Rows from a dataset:
begin
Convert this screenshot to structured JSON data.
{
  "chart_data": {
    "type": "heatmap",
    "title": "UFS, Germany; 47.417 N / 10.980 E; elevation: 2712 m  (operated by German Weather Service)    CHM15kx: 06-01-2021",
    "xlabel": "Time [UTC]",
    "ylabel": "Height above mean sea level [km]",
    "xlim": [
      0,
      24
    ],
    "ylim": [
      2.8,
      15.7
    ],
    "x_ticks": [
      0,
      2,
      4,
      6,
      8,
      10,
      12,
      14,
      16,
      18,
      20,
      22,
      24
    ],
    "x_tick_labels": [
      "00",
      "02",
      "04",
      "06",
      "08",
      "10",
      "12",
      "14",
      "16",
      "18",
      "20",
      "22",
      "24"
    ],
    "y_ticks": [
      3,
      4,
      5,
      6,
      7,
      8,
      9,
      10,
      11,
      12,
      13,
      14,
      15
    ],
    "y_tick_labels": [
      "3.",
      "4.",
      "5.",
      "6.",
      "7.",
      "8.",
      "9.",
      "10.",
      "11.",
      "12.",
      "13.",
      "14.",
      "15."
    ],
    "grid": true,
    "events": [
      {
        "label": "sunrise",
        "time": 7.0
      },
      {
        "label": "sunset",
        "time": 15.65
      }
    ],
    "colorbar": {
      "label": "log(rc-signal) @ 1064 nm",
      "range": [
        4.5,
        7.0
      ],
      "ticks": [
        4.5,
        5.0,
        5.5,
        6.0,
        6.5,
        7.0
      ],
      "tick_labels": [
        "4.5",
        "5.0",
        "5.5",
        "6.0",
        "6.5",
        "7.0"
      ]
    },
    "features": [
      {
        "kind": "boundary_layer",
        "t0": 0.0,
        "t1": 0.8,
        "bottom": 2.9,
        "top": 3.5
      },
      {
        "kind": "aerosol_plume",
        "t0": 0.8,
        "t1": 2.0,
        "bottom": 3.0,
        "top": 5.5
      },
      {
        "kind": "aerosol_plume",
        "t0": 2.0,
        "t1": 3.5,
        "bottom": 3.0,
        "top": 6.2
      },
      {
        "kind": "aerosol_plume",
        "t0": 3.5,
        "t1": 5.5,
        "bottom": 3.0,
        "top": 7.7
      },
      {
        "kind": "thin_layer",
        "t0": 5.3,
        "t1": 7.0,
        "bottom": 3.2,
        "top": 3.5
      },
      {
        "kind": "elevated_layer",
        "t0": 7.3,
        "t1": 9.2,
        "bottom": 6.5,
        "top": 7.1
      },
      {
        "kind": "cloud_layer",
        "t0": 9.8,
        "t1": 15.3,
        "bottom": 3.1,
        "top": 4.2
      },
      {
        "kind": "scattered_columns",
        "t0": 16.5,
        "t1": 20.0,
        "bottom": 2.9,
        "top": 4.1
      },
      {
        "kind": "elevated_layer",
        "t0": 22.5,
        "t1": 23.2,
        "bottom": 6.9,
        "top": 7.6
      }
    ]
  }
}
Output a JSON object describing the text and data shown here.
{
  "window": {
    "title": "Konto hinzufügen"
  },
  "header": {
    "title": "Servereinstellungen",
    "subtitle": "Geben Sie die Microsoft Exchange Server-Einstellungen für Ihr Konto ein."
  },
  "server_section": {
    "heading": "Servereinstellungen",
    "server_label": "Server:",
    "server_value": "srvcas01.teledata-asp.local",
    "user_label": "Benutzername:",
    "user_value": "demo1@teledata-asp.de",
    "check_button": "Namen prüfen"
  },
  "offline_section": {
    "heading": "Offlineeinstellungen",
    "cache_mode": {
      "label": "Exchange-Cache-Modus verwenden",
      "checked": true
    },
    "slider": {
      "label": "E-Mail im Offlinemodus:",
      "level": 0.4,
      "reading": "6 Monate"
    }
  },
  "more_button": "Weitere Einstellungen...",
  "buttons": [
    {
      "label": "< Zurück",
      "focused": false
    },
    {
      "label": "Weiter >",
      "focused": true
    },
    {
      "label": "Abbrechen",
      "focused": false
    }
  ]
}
end
begin
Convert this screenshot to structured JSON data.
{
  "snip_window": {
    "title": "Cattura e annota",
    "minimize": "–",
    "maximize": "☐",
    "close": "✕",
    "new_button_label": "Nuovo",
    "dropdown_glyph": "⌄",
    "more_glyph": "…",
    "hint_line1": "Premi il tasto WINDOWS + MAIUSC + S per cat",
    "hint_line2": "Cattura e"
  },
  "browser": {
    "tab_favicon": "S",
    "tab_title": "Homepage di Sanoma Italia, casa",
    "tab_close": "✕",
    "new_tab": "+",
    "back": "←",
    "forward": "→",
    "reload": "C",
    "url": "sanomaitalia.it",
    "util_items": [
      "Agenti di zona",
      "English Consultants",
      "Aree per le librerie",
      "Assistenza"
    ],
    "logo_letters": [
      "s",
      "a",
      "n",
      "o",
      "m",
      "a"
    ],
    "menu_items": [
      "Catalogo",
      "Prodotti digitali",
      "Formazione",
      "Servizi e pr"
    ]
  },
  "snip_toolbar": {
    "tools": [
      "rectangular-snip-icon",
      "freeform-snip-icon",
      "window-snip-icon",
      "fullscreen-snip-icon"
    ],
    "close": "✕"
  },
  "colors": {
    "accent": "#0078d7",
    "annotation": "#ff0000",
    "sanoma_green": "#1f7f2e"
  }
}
end
> **Instructions to follow**: Extract all lines from the material above that include the word "level".

> **Answer for this exercise**:
    "ylabel": "Height above mean sea level [km]",
      "level": 0.4,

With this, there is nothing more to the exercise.